§ YOUR TASK
Output the material word for word. Leave each picture out.

§ INFORMATION PROVIDED
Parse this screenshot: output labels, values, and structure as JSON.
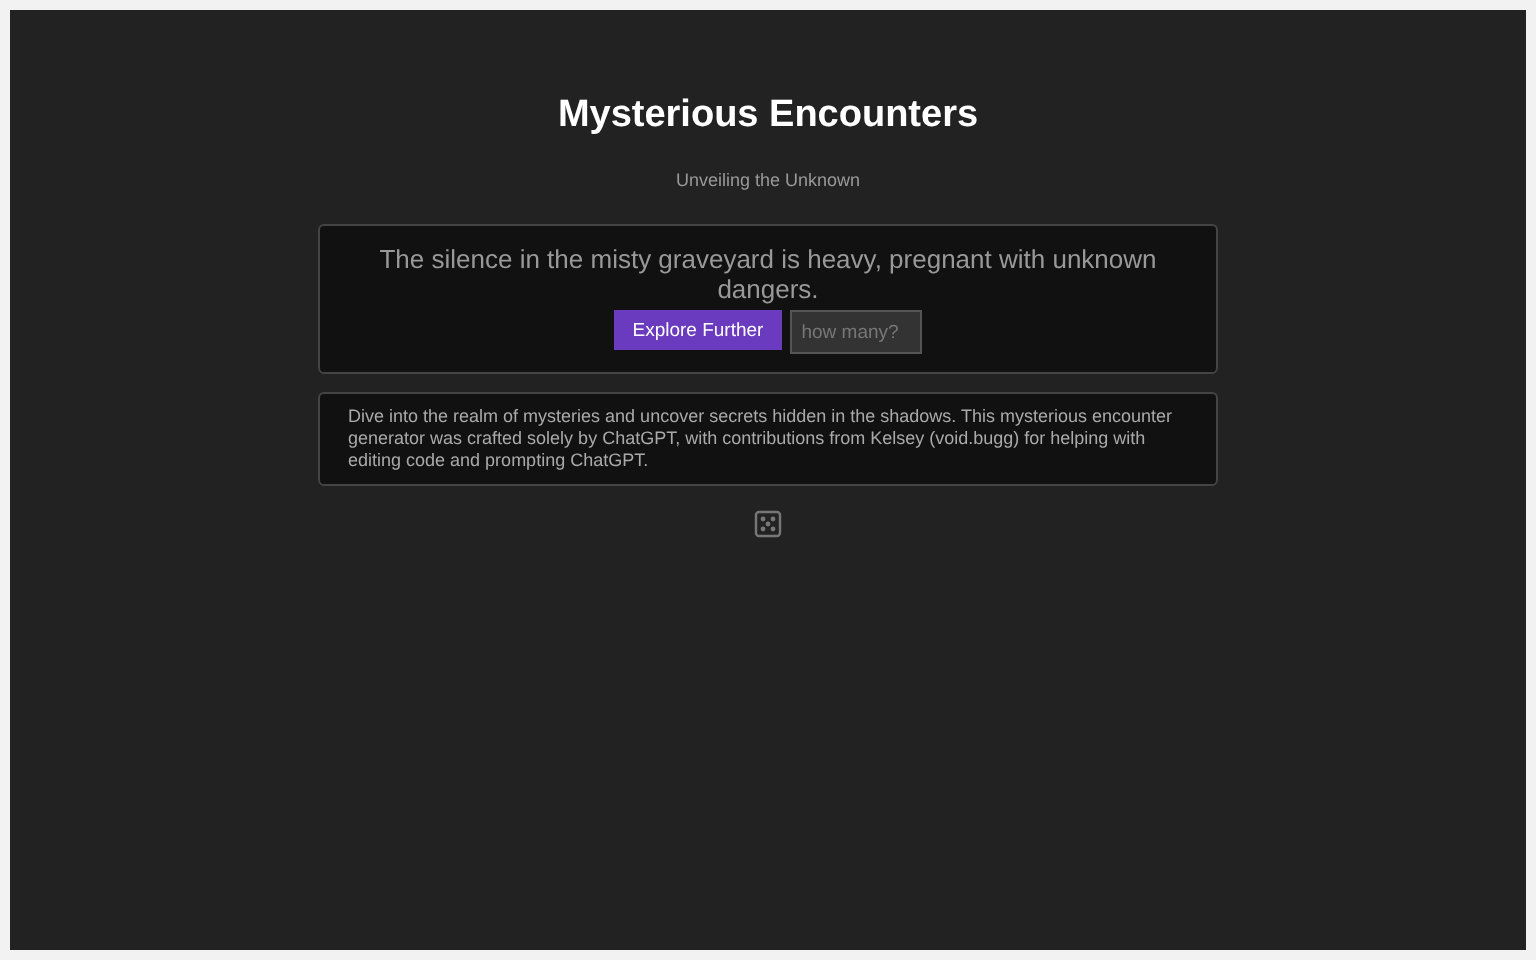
{
  "header": {
    "title": "Mysterious Encounters",
    "subtitle": "Unveiling the Unknown"
  },
  "encounter": {
    "text": "The silence in the misty graveyard is heavy, pregnant with unknown dangers.",
    "button": "Explore Further",
    "count_field": {
      "placeholder": "how many?"
    }
  },
  "about": {
    "text": "Dive into the realm of mysteries and uncover secrets hidden in the shadows. This mysterious encounter generator was crafted solely by ChatGPT, with contributions from Kelsey (void.bugg) for helping with editing code and prompting ChatGPT."
  }
}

§ ANSWER FOR THIS EXERCISE
Parse this screenshot: output labels, values, and structure as JSON.
{
  "header": {
    "title": "Mysterious Encounters",
    "subtitle": "Unveiling the Unknown"
  },
  "encounter": {
    "text": "The silence in the misty graveyard is heavy, pregnant with unknown dangers.",
    "button": "Explore Further",
    "count_field": {
      "placeholder": "how many?"
    }
  },
  "about": {
    "text": "Dive into the realm of mysteries and uncover secrets hidden in the shadows. This mysterious encounter generator was crafted solely by ChatGPT, with contributions from Kelsey (void.bugg) for helping with editing code and prompting ChatGPT."
  }
}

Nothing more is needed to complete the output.